**Provided passage**
Court Opinion

ID: 9494151
Source: CourtListenerOpinion
Date Created: 2023-08-05 15:30:42.484747+00
Date Added: 2024-06-11T17:56:14.961074
License: Public Domain

RONALD M. GOULD, Circuit Judge,
with whom Circuit Judge BERZON joins
in Part II, concurring:
I.
I concur in Parts I, II, IIIA, IV and V of Judge Kozinski’s opinion. I join the holding that the United States Supreme Court’s decision in Ornelas v. United States, 517 U.S. 690, 116 S.Ct. 1657, 134 L.Ed.2d 911 (1996), requires us to review de novo a district court’s curtilage decision, and that our earlier inconsistent cases are overruled.
II.

Collected data:
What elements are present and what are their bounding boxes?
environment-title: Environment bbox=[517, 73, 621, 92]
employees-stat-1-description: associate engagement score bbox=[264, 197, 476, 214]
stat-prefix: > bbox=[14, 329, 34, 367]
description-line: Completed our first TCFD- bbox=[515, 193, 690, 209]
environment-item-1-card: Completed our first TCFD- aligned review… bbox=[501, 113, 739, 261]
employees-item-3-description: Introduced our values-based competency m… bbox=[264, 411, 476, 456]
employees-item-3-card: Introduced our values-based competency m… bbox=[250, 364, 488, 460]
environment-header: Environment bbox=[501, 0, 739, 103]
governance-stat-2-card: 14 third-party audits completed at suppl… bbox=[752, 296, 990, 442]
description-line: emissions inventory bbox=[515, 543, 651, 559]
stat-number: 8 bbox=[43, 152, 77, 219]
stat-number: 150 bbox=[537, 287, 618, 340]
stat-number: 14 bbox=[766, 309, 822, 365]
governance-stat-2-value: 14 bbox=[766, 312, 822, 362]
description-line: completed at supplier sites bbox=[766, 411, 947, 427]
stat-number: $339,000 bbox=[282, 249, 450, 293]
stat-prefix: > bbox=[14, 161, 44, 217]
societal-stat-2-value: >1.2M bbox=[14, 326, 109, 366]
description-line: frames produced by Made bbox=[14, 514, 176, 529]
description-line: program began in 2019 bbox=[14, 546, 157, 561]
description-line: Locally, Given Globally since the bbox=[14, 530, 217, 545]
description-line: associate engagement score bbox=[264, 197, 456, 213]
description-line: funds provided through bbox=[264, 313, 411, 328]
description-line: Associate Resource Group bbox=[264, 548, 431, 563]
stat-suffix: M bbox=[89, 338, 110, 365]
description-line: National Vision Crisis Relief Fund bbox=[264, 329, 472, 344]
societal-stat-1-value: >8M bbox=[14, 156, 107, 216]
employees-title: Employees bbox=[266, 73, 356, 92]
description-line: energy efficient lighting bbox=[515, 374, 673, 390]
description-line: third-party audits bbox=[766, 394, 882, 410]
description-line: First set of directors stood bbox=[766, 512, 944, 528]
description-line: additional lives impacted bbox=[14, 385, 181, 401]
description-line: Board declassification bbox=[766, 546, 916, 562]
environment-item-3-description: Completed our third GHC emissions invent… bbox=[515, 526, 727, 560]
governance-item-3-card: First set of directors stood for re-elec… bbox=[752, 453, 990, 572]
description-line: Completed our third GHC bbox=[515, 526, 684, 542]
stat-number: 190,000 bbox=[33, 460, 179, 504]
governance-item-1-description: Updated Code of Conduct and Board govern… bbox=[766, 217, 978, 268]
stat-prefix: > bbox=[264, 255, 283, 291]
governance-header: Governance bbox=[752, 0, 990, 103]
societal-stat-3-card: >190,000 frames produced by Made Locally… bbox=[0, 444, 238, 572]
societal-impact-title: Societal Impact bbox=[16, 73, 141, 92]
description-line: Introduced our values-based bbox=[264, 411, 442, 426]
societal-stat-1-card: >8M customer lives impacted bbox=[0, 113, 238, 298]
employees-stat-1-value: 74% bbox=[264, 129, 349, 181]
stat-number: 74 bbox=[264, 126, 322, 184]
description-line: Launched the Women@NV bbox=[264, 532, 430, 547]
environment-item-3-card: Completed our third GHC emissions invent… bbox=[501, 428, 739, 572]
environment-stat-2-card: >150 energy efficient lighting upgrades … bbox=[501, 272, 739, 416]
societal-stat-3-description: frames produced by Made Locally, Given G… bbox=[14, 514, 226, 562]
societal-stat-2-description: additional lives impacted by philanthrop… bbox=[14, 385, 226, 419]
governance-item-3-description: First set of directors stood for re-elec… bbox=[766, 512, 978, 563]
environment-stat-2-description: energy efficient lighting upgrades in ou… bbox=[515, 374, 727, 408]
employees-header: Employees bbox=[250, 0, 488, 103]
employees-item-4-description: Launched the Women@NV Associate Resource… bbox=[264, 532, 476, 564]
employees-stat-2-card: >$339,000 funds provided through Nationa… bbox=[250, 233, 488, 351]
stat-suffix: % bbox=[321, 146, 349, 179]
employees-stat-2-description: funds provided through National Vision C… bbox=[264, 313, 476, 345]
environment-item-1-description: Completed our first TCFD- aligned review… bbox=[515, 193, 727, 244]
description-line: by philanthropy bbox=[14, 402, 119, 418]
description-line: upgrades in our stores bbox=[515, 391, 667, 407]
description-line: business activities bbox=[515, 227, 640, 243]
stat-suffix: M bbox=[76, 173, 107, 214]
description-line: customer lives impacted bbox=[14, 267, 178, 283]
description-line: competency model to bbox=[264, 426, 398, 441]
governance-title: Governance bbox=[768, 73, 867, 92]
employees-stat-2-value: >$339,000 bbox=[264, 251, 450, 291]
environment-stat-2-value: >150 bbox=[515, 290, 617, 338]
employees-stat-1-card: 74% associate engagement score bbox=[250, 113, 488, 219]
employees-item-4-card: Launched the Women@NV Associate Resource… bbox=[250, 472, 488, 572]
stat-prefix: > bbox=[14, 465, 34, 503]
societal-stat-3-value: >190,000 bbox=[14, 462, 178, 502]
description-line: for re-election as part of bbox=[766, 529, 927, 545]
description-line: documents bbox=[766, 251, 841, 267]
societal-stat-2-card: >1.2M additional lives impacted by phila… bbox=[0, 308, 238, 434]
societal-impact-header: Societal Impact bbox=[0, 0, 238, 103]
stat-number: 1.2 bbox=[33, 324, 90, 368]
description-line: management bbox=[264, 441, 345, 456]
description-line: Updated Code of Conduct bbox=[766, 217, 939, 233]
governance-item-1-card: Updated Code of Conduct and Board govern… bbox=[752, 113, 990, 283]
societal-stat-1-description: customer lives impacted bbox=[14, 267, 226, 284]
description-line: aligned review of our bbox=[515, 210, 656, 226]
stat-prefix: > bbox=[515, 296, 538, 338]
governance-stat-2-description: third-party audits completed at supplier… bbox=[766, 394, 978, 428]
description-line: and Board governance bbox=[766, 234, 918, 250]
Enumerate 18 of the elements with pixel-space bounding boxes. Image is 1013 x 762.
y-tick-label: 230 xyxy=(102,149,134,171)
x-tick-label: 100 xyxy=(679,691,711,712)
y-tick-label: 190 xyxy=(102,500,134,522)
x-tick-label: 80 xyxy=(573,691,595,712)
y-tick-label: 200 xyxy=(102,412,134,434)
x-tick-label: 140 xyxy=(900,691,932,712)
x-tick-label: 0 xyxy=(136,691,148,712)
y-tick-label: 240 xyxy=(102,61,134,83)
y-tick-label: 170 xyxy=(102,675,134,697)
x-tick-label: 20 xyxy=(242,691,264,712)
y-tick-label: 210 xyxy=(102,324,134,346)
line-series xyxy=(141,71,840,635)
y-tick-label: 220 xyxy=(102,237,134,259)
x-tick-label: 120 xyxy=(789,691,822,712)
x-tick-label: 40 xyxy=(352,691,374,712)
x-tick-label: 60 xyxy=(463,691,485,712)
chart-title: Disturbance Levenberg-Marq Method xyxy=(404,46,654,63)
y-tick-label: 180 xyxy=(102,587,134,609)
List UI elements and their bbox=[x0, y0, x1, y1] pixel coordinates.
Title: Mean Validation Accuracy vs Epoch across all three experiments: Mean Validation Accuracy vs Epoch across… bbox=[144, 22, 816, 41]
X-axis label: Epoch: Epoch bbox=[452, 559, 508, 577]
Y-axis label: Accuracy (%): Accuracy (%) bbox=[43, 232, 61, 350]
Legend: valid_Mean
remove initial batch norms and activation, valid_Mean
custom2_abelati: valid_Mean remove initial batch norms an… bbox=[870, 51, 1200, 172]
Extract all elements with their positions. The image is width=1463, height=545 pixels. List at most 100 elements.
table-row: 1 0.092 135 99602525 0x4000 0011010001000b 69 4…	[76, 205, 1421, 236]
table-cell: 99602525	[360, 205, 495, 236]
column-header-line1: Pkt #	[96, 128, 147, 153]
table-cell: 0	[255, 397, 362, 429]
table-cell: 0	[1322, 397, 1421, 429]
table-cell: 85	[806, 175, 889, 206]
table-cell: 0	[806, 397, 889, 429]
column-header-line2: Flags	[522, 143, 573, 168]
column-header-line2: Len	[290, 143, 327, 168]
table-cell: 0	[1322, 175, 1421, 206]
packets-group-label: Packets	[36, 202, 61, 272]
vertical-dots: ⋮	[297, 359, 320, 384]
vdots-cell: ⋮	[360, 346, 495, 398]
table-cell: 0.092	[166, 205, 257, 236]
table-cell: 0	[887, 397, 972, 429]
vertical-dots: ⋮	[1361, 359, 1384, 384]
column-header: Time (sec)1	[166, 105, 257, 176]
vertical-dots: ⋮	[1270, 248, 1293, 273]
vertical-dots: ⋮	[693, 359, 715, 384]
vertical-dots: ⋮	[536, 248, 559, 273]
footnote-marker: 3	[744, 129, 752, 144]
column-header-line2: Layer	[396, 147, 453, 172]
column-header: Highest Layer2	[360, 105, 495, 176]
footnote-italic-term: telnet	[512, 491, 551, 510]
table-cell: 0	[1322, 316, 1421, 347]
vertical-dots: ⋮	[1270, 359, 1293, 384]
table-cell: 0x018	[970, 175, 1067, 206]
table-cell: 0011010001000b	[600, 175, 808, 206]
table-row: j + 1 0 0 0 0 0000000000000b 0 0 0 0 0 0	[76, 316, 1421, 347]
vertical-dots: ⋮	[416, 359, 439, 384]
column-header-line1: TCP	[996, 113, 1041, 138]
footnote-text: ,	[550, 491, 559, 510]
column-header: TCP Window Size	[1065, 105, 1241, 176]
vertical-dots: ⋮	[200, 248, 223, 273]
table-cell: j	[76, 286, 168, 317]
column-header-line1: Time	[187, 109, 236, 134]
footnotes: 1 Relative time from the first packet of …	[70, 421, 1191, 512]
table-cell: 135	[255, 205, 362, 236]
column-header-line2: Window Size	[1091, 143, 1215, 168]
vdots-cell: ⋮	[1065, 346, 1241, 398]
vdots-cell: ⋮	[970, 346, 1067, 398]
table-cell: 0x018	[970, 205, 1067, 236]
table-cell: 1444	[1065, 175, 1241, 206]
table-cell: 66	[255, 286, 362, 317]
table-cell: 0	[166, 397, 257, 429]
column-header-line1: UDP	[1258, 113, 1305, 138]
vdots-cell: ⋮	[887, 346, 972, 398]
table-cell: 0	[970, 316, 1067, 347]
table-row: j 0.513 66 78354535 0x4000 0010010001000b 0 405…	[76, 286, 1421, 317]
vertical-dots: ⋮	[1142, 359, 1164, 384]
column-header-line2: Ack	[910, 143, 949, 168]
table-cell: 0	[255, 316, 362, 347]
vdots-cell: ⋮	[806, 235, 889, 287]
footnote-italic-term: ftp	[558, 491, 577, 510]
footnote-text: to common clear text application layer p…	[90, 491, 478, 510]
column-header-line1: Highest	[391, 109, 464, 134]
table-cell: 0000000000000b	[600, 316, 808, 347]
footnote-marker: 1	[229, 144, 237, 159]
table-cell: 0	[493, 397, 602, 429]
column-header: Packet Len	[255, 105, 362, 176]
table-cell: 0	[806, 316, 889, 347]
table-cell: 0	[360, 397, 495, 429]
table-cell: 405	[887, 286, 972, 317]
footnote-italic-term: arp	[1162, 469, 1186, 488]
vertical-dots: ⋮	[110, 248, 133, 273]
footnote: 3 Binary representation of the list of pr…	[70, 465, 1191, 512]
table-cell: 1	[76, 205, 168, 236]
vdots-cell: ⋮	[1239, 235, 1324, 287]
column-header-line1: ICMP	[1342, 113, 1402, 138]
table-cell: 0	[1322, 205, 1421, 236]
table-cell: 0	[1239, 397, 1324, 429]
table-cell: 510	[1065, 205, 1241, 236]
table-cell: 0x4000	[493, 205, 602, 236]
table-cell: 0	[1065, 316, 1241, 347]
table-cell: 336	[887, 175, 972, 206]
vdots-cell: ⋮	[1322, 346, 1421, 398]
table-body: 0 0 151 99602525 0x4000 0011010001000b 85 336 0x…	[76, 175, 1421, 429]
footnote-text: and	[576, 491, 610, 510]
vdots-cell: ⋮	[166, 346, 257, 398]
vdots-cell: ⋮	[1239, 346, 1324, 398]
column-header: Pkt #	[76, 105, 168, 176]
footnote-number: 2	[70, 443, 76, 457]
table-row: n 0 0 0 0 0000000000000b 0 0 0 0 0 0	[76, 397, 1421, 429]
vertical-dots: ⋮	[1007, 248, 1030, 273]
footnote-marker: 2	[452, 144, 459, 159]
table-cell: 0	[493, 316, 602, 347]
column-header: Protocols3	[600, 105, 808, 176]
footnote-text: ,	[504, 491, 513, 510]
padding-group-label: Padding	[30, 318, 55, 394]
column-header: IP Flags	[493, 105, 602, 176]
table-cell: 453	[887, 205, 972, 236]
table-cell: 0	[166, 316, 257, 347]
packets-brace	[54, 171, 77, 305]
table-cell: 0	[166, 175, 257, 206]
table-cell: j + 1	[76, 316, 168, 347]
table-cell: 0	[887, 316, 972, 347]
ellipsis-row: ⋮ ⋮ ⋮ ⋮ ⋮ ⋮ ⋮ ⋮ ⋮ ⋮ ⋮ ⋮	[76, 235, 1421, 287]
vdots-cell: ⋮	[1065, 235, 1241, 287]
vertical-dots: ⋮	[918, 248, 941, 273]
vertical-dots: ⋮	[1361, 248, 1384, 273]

**Your task**
Rewrite the court opinion starting at "ID: 9494151" and ending at "cases are overruled.", renaming "curtilage" to "search".

**Written solution**
ID: 9494151
Source: CourtListenerOpinion
Date Created: 2023-08-05 15:30:42.484747+00
Date Added: 2024-06-11T17:56:14.961074
License: Public Domain

RONALD M. GOULD, Circuit Judge,
with whom Circuit Judge BERZON joins
in Part II, concurring:
I.
I concur in Parts I, II, IIIA, IV and V of Judge Kozinski’s opinion. I join the holding that the United States Supreme Court’s decision in Ornelas v. United States, 517 U.S. 690, 116 S.Ct. 1657, 134 L.Ed.2d 911 (1996), requires us to review de novo a district court’s search decision, and that our earlier inconsistent cases are overruled.